Render the rows as a Markdown table with the columns Index and Entry, numbering each row. Begin at the row that contains "button[interactable]: 0 bbox=[0, 257, 40, 300]" and stop after the row that contains "staticText: 7 bbox=[16, 140, 25, 160]".

[Rows excerpted from a collection]
:::::

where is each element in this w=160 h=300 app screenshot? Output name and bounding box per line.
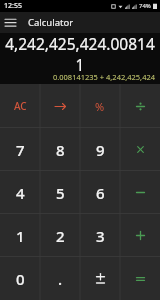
button[interactable]: 0 bbox=[0, 257, 40, 300]
staticText: 1 bbox=[16, 226, 25, 246]
button[interactable]: 5 bbox=[40, 171, 80, 214]
button[interactable]: % bbox=[80, 84, 120, 128]
staticText: % bbox=[95, 99, 105, 114]
staticText: 4,242,425,424.008141 bbox=[5, 33, 155, 72]
button[interactable]: 3 bbox=[80, 214, 120, 257]
staticText: 7 bbox=[16, 140, 25, 160]
staticText: 2 bbox=[56, 226, 65, 246]
button[interactable]: Plus minus sign bbox=[80, 257, 120, 300]
staticText: 5 bbox=[56, 183, 65, 203]
button[interactable]: Multiply bbox=[120, 128, 160, 171]
staticText: AC bbox=[14, 99, 27, 113]
button[interactable]: 8 bbox=[40, 128, 80, 171]
staticText: 6 bbox=[96, 183, 105, 203]
staticText: . bbox=[58, 269, 63, 289]
staticText: 8 bbox=[56, 140, 65, 160]
button[interactable]: Minus bbox=[120, 171, 160, 214]
staticText: 0 bbox=[16, 269, 25, 289]
button[interactable]: 1 bbox=[0, 214, 40, 257]
button[interactable]: 6 bbox=[80, 171, 120, 214]
button[interactable]: . bbox=[40, 257, 80, 300]
button[interactable]: Plus bbox=[120, 214, 160, 257]
button[interactable]: AC bbox=[0, 84, 40, 128]
staticText: Calculator bbox=[28, 16, 74, 29]
button[interactable]: Divide bbox=[120, 84, 160, 128]
button[interactable]: 2 bbox=[40, 214, 80, 257]
button[interactable]: 4 bbox=[0, 171, 40, 214]
staticText: 12:55 bbox=[4, 1, 22, 11]
staticText: 74% bbox=[139, 2, 151, 10]
button[interactable]: Equals bbox=[120, 257, 160, 300]
staticText: 4 bbox=[16, 183, 25, 203]
button[interactable]: 7 bbox=[0, 128, 40, 171]
button[interactable]: 9 bbox=[80, 128, 120, 171]
staticText: 0.008141235 + 4,242,425,424 bbox=[52, 72, 155, 82]
button[interactable]: Backspace bbox=[40, 84, 80, 128]
staticText: 3 bbox=[96, 226, 105, 246]
button[interactable]: Open navigation menu bbox=[0, 12, 21, 33]
staticText: 9 bbox=[96, 140, 105, 160]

:::::

_Answer below_
| Index | Entry |
|---|---|
| 1 | button[interactable]: 0 bbox=[0, 257, 40, 300] |
| 2 | staticText: 1 bbox=[16, 226, 25, 246] |
| 3 | button[interactable]: 5 bbox=[40, 171, 80, 214] |
| 4 | button[interactable]: % bbox=[80, 84, 120, 128] |
| 5 | staticText: % bbox=[95, 99, 105, 114] |
| 6 | staticText: 4,242,425,424.008141 bbox=[5, 33, 155, 72] |
| 7 | button[interactable]: 3 bbox=[80, 214, 120, 257] |
| 8 | staticText: 7 bbox=[16, 140, 25, 160] |